SUPPLIED MATERIAL |
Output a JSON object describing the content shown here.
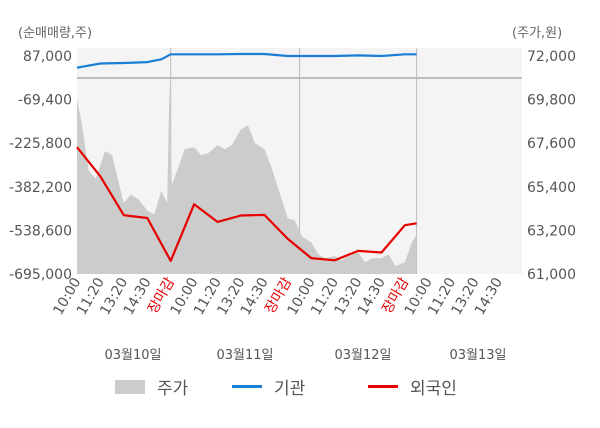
{
  "chart_data": {
    "type": "line",
    "left_axis": {
      "unit": "(순매매량,주)",
      "ticks": [
        "87,000",
        "-69,400",
        "-225,800",
        "-382,200",
        "-538,600",
        "-695,000"
      ],
      "ylim": [
        -695000,
        87000
      ]
    },
    "right_axis": {
      "unit": "(주가,원)",
      "ticks": [
        "72,000",
        "69,800",
        "67,600",
        "65,400",
        "63,200",
        "61,000"
      ],
      "ylim": [
        61000,
        72000
      ]
    },
    "x_ticks": [
      {
        "label": "10:00",
        "red": false
      },
      {
        "label": "11:20",
        "red": false
      },
      {
        "label": "13:20",
        "red": false
      },
      {
        "label": "14:30",
        "red": false
      },
      {
        "label": "장마감",
        "red": true
      },
      {
        "label": "10:00",
        "red": false
      },
      {
        "label": "11:20",
        "red": false
      },
      {
        "label": "13:20",
        "red": false
      },
      {
        "label": "14:30",
        "red": false
      },
      {
        "label": "장마감",
        "red": true
      },
      {
        "label": "10:00",
        "red": false
      },
      {
        "label": "11:20",
        "red": false
      },
      {
        "label": "13:20",
        "red": false
      },
      {
        "label": "14:30",
        "red": false
      },
      {
        "label": "장마감",
        "red": true
      },
      {
        "label": "10:00",
        "red": false
      },
      {
        "label": "11:20",
        "red": false
      },
      {
        "label": "13:20",
        "red": false
      },
      {
        "label": "14:30",
        "red": false
      }
    ],
    "dates": [
      "03월10일",
      "03월11일",
      "03월12일",
      "03월13일"
    ],
    "legend": [
      "주가",
      "기관",
      "외국인"
    ],
    "colors": {
      "price": "#cccccc",
      "institution": "#1a7fd4",
      "foreign": "#e60000"
    },
    "series": [
      {
        "name": "외국인",
        "axis": "left",
        "points": [
          [
            0,
            -240000
          ],
          [
            1,
            -345000
          ],
          [
            2,
            -484000
          ],
          [
            3,
            -494000
          ],
          [
            4,
            -648000
          ],
          [
            5,
            -445000
          ],
          [
            6,
            -508000
          ],
          [
            7,
            -485000
          ],
          [
            8,
            -483000
          ],
          [
            9,
            -569000
          ],
          [
            10,
            -638000
          ],
          [
            11,
            -646000
          ],
          [
            12,
            -612000
          ],
          [
            13,
            -618000
          ],
          [
            14,
            -520000
          ],
          [
            14.5,
            -513000
          ]
        ]
      },
      {
        "name": "기관",
        "axis": "left",
        "points": [
          [
            0,
            45000
          ],
          [
            1,
            60000
          ],
          [
            2,
            62000
          ],
          [
            3,
            65000
          ],
          [
            3.6,
            75000
          ],
          [
            4,
            93000
          ],
          [
            5,
            93000
          ],
          [
            6,
            93000
          ],
          [
            7,
            94000
          ],
          [
            8,
            94000
          ],
          [
            9,
            87000
          ],
          [
            10,
            87000
          ],
          [
            11,
            87000
          ],
          [
            12,
            89000
          ],
          [
            13,
            87000
          ],
          [
            14,
            93000
          ],
          [
            14.5,
            93000
          ]
        ]
      },
      {
        "name": "주가",
        "axis": "right",
        "points": [
          [
            0,
            69800
          ],
          [
            0.2,
            68600
          ],
          [
            0.5,
            66200
          ],
          [
            0.8,
            65800
          ],
          [
            1.2,
            67200
          ],
          [
            1.5,
            67000
          ],
          [
            1.8,
            65500
          ],
          [
            2,
            64600
          ],
          [
            2.3,
            65000
          ],
          [
            2.6,
            64800
          ],
          [
            3,
            64200
          ],
          [
            3.3,
            64000
          ],
          [
            3.6,
            65200
          ],
          [
            3.85,
            64600
          ],
          [
            3.95,
            70600
          ],
          [
            4.05,
            65500
          ],
          [
            4.3,
            66300
          ],
          [
            4.6,
            67300
          ],
          [
            5,
            67400
          ],
          [
            5.3,
            67000
          ],
          [
            5.6,
            67100
          ],
          [
            6,
            67500
          ],
          [
            6.3,
            67300
          ],
          [
            6.6,
            67500
          ],
          [
            7,
            68300
          ],
          [
            7.3,
            68500
          ],
          [
            7.6,
            67600
          ],
          [
            8,
            67300
          ],
          [
            8.3,
            66400
          ],
          [
            8.6,
            65300
          ],
          [
            9,
            63800
          ],
          [
            9.3,
            63700
          ],
          [
            9.6,
            62900
          ],
          [
            10,
            62600
          ],
          [
            10.3,
            62000
          ],
          [
            10.6,
            61800
          ],
          [
            11,
            61900
          ],
          [
            11.3,
            61700
          ],
          [
            11.6,
            61900
          ],
          [
            12,
            62100
          ],
          [
            12.3,
            61600
          ],
          [
            12.6,
            61800
          ],
          [
            13,
            61800
          ],
          [
            13.3,
            62000
          ],
          [
            13.6,
            61400
          ],
          [
            14,
            61600
          ],
          [
            14.3,
            62600
          ],
          [
            14.5,
            63000
          ]
        ]
      }
    ]
  }
}
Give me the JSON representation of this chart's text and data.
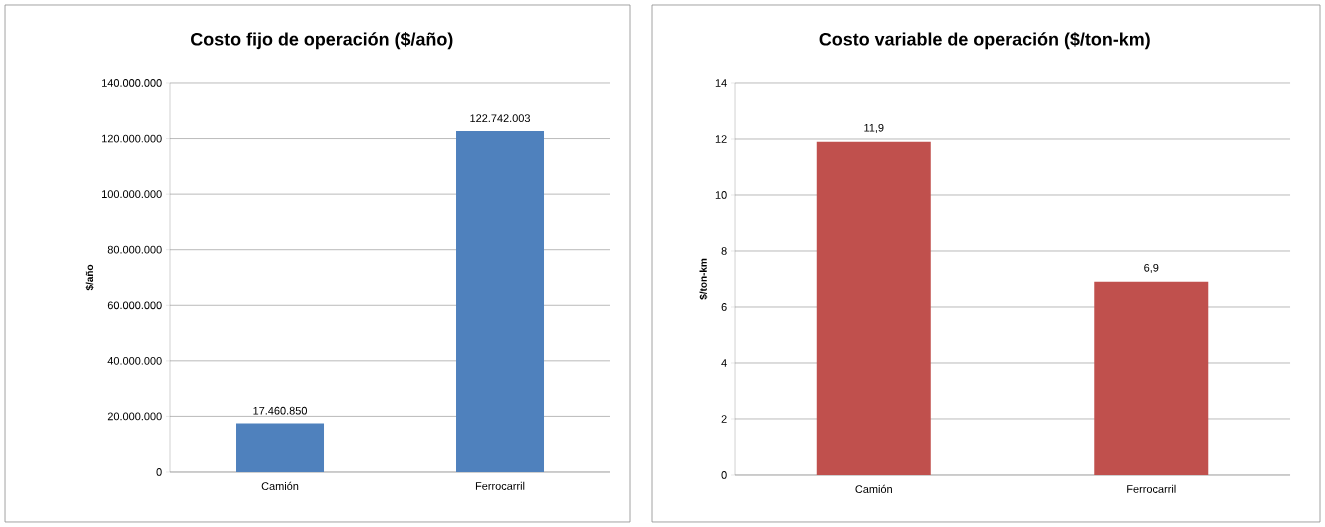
{
  "chart_data": [
    {
      "type": "bar",
      "title": "Costo fijo de operación ($/año)",
      "ylabel": "$/año",
      "categories": [
        "Camión",
        "Ferrocarril"
      ],
      "values": [
        17460850,
        122742003
      ],
      "color": "#4f81bd",
      "value_labels": [
        "17.460.850",
        "122.742.003"
      ],
      "ylim": [
        0,
        140000000
      ],
      "yticks": [
        0,
        {
          "value": 20000000,
          "label": "20.000.000"
        },
        {
          "value": 40000000,
          "label": "40.000.000"
        },
        {
          "value": 60000000,
          "label": "60.000.000"
        },
        {
          "value": 80000000,
          "label": "80.000.000"
        },
        {
          "value": 100000000,
          "label": "100.000.000"
        },
        {
          "value": 120000000,
          "label": "120.000.000"
        },
        {
          "value": 140000000,
          "label": "140.000.000"
        }
      ],
      "grid": "y"
    },
    {
      "type": "bar",
      "title": "Costo variable de operación ($/ton-km)",
      "ylabel": "$/ton-km",
      "categories": [
        "Camión",
        "Ferrocarril"
      ],
      "values": [
        11.9,
        6.9
      ],
      "color": "#c0504d",
      "value_labels": [
        "11,9",
        "6,9"
      ],
      "ylim": [
        0,
        14
      ],
      "yticks": [
        0,
        2,
        4,
        6,
        8,
        10,
        12,
        14
      ],
      "grid": "y"
    }
  ]
}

THE PROBLEM | Write out each entry exactly as given, but skip the pictures.

WRITTEN SOLUTION |
Output a JSON object describing the content shown here.
{
  "chart_data": {
    "type": "line",
    "left_axis": {
      "unit": "(순매매량,주)",
      "ticks": [
        "87,000",
        "-69,400",
        "-225,800",
        "-382,200",
        "-538,600",
        "-695,000"
      ],
      "ylim": [
        -695000,
        87000
      ]
    },
    "right_axis": {
      "unit": "(주가,원)",
      "ticks": [
        "72,000",
        "69,800",
        "67,600",
        "65,400",
        "63,200",
        "61,000"
      ],
      "ylim": [
        61000,
        72000
      ]
    },
    "x_ticks": [
      {
        "label": "10:00",
        "red": false
      },
      {
        "label": "11:20",
        "red": false
      },
      {
        "label": "13:20",
        "red": false
      },
      {
        "label": "14:30",
        "red": false
      },
      {
        "label": "장마감",
        "red": true
      },
      {
        "label": "10:00",
        "red": false
      },
      {
        "label": "11:20",
        "red": false
      },
      {
        "label": "13:20",
        "red": false
      },
      {
        "label": "14:30",
        "red": false
      },
      {
        "label": "장마감",
        "red": true
      },
      {
        "label": "10:00",
        "red": false
      },
      {
        "label": "11:20",
        "red": false
      },
      {
        "label": "13:20",
        "red": false
      },
      {
        "label": "14:30",
        "red": false
      },
      {
        "label": "장마감",
        "red": true
      },
      {
        "label": "10:00",
        "red": false
      },
      {
        "label": "11:20",
        "red": false
      },
      {
        "label": "13:20",
        "red": false
      },
      {
        "label": "14:30",
        "red": false
      }
    ],
    "dates": [
      "03월10일",
      "03월11일",
      "03월12일",
      "03월13일"
    ],
    "legend": [
      "주가",
      "기관",
      "외국인"
    ],
    "colors": {
      "price": "#cccccc",
      "institution": "#1a7fd4",
      "foreign": "#e60000"
    },
    "series": [
      {
        "name": "외국인",
        "axis": "left",
        "points": [
          [
            0,
            -240000
          ],
          [
            1,
            -345000
          ],
          [
            2,
            -484000
          ],
          [
            3,
            -494000
          ],
          [
            4,
            -648000
          ],
          [
            5,
            -445000
          ],
          [
            6,
            -508000
          ],
          [
            7,
            -485000
          ],
          [
            8,
            -483000
          ],
          [
            9,
            -569000
          ],
          [
            10,
            -638000
          ],
          [
            11,
            -646000
          ],
          [
            12,
            -612000
          ],
          [
            13,
            -618000
          ],
          [
            14,
            -520000
          ],
          [
            14.5,
            -513000
          ]
        ]
      },
      {
        "name": "기관",
        "axis": "left",
        "points": [
          [
            0,
            45000
          ],
          [
            1,
            60000
          ],
          [
            2,
            62000
          ],
          [
            3,
            65000
          ],
          [
            3.6,
            75000
          ],
          [
            4,
            93000
          ],
          [
            5,
            93000
          ],
          [
            6,
            93000
          ],
          [
            7,
            94000
          ],
          [
            8,
            94000
          ],
          [
            9,
            87000
          ],
          [
            10,
            87000
          ],
          [
            11,
            87000
          ],
          [
            12,
            89000
          ],
          [
            13,
            87000
          ],
          [
            14,
            93000
          ],
          [
            14.5,
            93000
          ]
        ]
      },
      {
        "name": "주가",
        "axis": "right",
        "points": [
          [
            0,
            69800
          ],
          [
            0.2,
            68600
          ],
          [
            0.5,
            66200
          ],
          [
            0.8,
            65800
          ],
          [
            1.2,
            67200
          ],
          [
            1.5,
            67000
          ],
          [
            1.8,
            65500
          ],
          [
            2,
            64600
          ],
          [
            2.3,
            65000
          ],
          [
            2.6,
            64800
          ],
          [
            3,
            64200
          ],
          [
            3.3,
            64000
          ],
          [
            3.6,
            65200
          ],
          [
            3.85,
            64600
          ],
          [
            3.95,
            70600
          ],
          [
            4.05,
            65500
          ],
          [
            4.3,
            66300
          ],
          [
            4.6,
            67300
          ],
          [
            5,
            67400
          ],
          [
            5.3,
            67000
          ],
          [
            5.6,
            67100
          ],
          [
            6,
            67500
          ],
          [
            6.3,
            67300
          ],
          [
            6.6,
            67500
          ],
          [
            7,
            68300
          ],
          [
            7.3,
            68500
          ],
          [
            7.6,
            67600
          ],
          [
            8,
            67300
          ],
          [
            8.3,
            66400
          ],
          [
            8.6,
            65300
          ],
          [
            9,
            63800
          ],
          [
            9.3,
            63700
          ],
          [
            9.6,
            62900
          ],
          [
            10,
            62600
          ],
          [
            10.3,
            62000
          ],
          [
            10.6,
            61800
          ],
          [
            11,
            61900
          ],
          [
            11.3,
            61700
          ],
          [
            11.6,
            61900
          ],
          [
            12,
            62100
          ],
          [
            12.3,
            61600
          ],
          [
            12.6,
            61800
          ],
          [
            13,
            61800
          ],
          [
            13.3,
            62000
          ],
          [
            13.6,
            61400
          ],
          [
            14,
            61600
          ],
          [
            14.3,
            62600
          ],
          [
            14.5,
            63000
          ]
        ]
      }
    ]
  }
}
Give me the JSON representation of this chart's text and data.
{
  "chart_data": [
    {
      "type": "bar",
      "title": "Costo fijo de operación ($/año)",
      "ylabel": "$/año",
      "categories": [
        "Camión",
        "Ferrocarril"
      ],
      "values": [
        17460850,
        122742003
      ],
      "color": "#4f81bd",
      "value_labels": [
        "17.460.850",
        "122.742.003"
      ],
      "ylim": [
        0,
        140000000
      ],
      "yticks": [
        0,
        {
          "value": 20000000,
          "label": "20.000.000"
        },
        {
          "value": 40000000,
          "label": "40.000.000"
        },
        {
          "value": 60000000,
          "label": "60.000.000"
        },
        {
          "value": 80000000,
          "label": "80.000.000"
        },
        {
          "value": 100000000,
          "label": "100.000.000"
        },
        {
          "value": 120000000,
          "label": "120.000.000"
        },
        {
          "value": 140000000,
          "label": "140.000.000"
        }
      ],
      "grid": "y"
    },
    {
      "type": "bar",
      "title": "Costo variable de operación ($/ton-km)",
      "ylabel": "$/ton-km",
      "categories": [
        "Camión",
        "Ferrocarril"
      ],
      "values": [
        11.9,
        6.9
      ],
      "color": "#c0504d",
      "value_labels": [
        "11,9",
        "6,9"
      ],
      "ylim": [
        0,
        14
      ],
      "yticks": [
        0,
        2,
        4,
        6,
        8,
        10,
        12,
        14
      ],
      "grid": "y"
    }
  ]
}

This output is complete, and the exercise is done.